- WHAT THE TASK ASKS -
Which lines include the word "esetén"? Copy each of them.

BEGIN EXTRACTED RECORDS

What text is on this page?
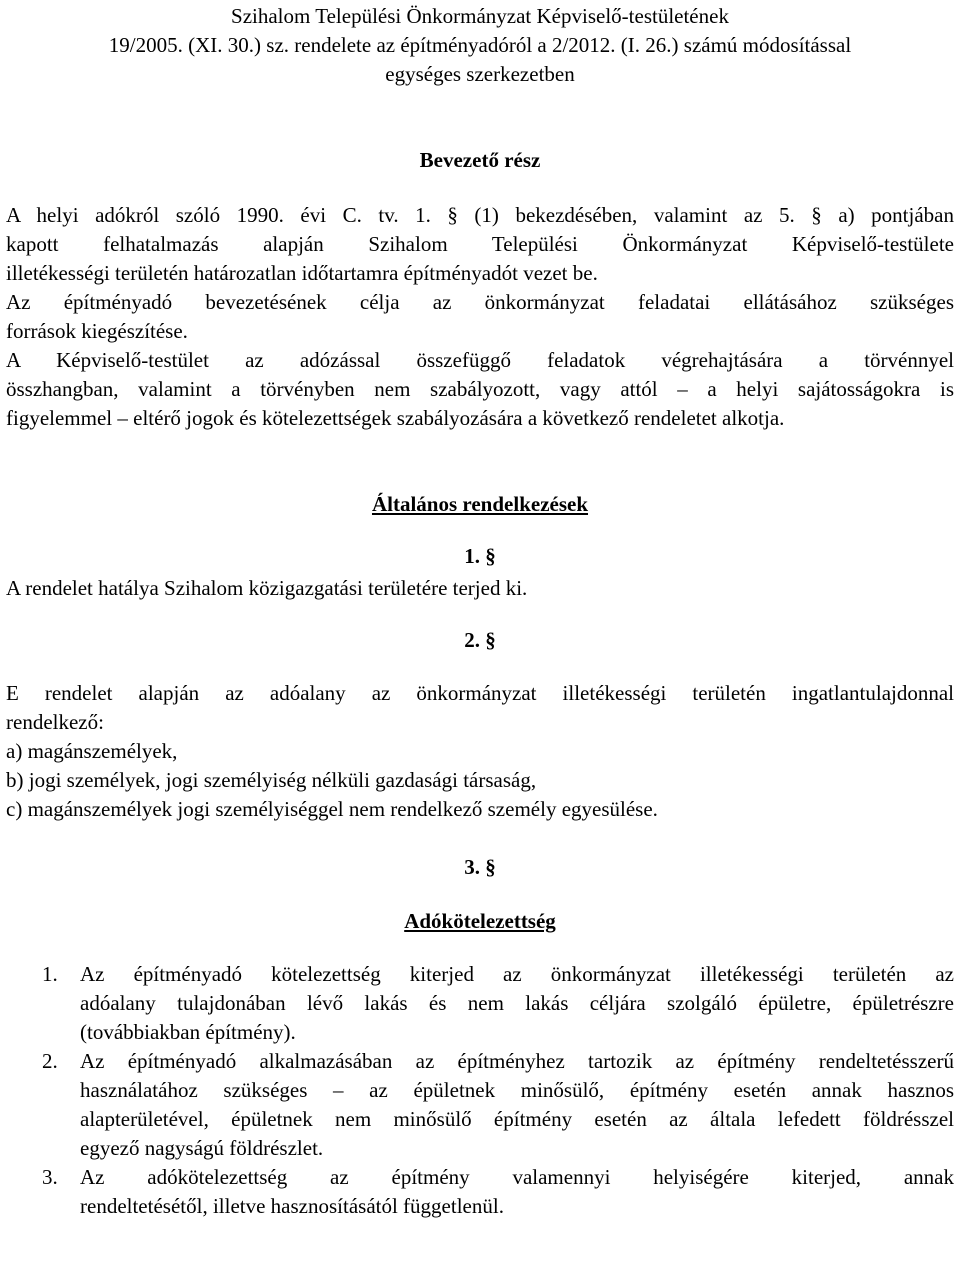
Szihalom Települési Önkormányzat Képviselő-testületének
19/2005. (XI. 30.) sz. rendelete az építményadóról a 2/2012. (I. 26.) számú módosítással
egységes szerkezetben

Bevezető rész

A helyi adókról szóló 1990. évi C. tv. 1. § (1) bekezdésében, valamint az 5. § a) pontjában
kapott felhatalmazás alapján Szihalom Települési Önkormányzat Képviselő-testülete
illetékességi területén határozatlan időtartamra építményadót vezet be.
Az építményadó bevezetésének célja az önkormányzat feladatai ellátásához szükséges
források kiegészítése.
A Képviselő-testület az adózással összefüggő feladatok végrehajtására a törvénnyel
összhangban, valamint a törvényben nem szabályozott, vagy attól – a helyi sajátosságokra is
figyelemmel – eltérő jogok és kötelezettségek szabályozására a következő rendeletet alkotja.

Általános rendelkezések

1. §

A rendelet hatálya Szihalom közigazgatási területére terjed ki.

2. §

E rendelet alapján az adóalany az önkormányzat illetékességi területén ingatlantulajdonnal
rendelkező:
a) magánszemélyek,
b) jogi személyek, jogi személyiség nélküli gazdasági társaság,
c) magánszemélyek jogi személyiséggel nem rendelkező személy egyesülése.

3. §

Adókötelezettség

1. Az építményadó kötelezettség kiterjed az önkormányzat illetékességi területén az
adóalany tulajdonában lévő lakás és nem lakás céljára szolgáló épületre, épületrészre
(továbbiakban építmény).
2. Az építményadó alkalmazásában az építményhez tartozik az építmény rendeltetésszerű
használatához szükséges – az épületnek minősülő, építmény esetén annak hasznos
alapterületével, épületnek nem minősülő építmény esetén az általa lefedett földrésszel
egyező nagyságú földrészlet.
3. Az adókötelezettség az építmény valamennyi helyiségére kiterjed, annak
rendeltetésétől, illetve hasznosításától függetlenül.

END EXTRACTED RECORDS

- EXERCISE ANSWER -
használatához szükséges – az épületnek minősülő, építmény esetén annak hasznos
alapterületével, épületnek nem minősülő építmény esetén az általa lefedett földrésszel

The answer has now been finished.